* WRITTEN REQUEST *
The records below should be written out again, exactly.

Stored data:
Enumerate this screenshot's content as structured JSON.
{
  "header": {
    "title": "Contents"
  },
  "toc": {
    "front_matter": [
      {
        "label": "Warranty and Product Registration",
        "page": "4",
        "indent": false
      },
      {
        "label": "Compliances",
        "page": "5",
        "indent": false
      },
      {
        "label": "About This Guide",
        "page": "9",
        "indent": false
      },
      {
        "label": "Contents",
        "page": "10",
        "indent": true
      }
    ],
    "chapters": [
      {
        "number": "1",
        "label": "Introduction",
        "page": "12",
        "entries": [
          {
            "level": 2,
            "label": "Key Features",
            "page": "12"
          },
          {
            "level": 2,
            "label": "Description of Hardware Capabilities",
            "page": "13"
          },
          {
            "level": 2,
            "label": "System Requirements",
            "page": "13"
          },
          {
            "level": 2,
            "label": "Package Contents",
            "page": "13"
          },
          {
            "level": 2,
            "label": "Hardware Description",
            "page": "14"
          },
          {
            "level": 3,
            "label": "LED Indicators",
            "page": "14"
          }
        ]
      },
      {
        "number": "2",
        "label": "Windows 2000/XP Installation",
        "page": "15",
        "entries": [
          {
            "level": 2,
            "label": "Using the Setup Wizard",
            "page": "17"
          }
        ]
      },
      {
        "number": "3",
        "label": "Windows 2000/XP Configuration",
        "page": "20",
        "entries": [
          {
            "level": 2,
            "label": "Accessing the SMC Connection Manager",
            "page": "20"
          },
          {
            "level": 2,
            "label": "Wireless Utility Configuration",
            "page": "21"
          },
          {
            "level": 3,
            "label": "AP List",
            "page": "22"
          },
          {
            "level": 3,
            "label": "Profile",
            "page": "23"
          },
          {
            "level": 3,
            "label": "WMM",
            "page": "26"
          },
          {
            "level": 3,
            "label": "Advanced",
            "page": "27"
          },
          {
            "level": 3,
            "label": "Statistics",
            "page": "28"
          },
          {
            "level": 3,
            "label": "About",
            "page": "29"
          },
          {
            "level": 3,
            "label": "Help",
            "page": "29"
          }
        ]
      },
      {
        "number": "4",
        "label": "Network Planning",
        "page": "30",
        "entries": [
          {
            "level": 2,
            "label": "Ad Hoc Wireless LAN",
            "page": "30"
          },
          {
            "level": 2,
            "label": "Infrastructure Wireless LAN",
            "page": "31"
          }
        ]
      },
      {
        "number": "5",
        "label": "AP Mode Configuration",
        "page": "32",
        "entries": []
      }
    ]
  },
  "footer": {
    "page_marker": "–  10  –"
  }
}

* RESPONSE TO THIS TASK *
Enumerate this screenshot's content as structured JSON.
{
  "header": {
    "title": "Contents"
  },
  "toc": {
    "front_matter": [
      {
        "label": "Warranty and Product Registration",
        "page": "4",
        "indent": false
      },
      {
        "label": "Compliances",
        "page": "5",
        "indent": false
      },
      {
        "label": "About This Guide",
        "page": "9",
        "indent": false
      },
      {
        "label": "Contents",
        "page": "10",
        "indent": true
      }
    ],
    "chapters": [
      {
        "number": "1",
        "label": "Introduction",
        "page": "12",
        "entries": [
          {
            "level": 2,
            "label": "Key Features",
            "page": "12"
          },
          {
            "level": 2,
            "label": "Description of Hardware Capabilities",
            "page": "13"
          },
          {
            "level": 2,
            "label": "System Requirements",
            "page": "13"
          },
          {
            "level": 2,
            "label": "Package Contents",
            "page": "13"
          },
          {
            "level": 2,
            "label": "Hardware Description",
            "page": "14"
          },
          {
            "level": 3,
            "label": "LED Indicators",
            "page": "14"
          }
        ]
      },
      {
        "number": "2",
        "label": "Windows 2000/XP Installation",
        "page": "15",
        "entries": [
          {
            "level": 2,
            "label": "Using the Setup Wizard",
            "page": "17"
          }
        ]
      },
      {
        "number": "3",
        "label": "Windows 2000/XP Configuration",
        "page": "20",
        "entries": [
          {
            "level": 2,
            "label": "Accessing the SMC Connection Manager",
            "page": "20"
          },
          {
            "level": 2,
            "label": "Wireless Utility Configuration",
            "page": "21"
          },
          {
            "level": 3,
            "label": "AP List",
            "page": "22"
          },
          {
            "level": 3,
            "label": "Profile",
            "page": "23"
          },
          {
            "level": 3,
            "label": "WMM",
            "page": "26"
          },
          {
            "level": 3,
            "label": "Advanced",
            "page": "27"
          },
          {
            "level": 3,
            "label": "Statistics",
            "page": "28"
          },
          {
            "level": 3,
            "label": "About",
            "page": "29"
          },
          {
            "level": 3,
            "label": "Help",
            "page": "29"
          }
        ]
      },
      {
        "number": "4",
        "label": "Network Planning",
        "page": "30",
        "entries": [
          {
            "level": 2,
            "label": "Ad Hoc Wireless LAN",
            "page": "30"
          },
          {
            "level": 2,
            "label": "Infrastructure Wireless LAN",
            "page": "31"
          }
        ]
      },
      {
        "number": "5",
        "label": "AP Mode Configuration",
        "page": "32",
        "entries": []
      }
    ]
  },
  "footer": {
    "page_marker": "–  10  –"
  }
}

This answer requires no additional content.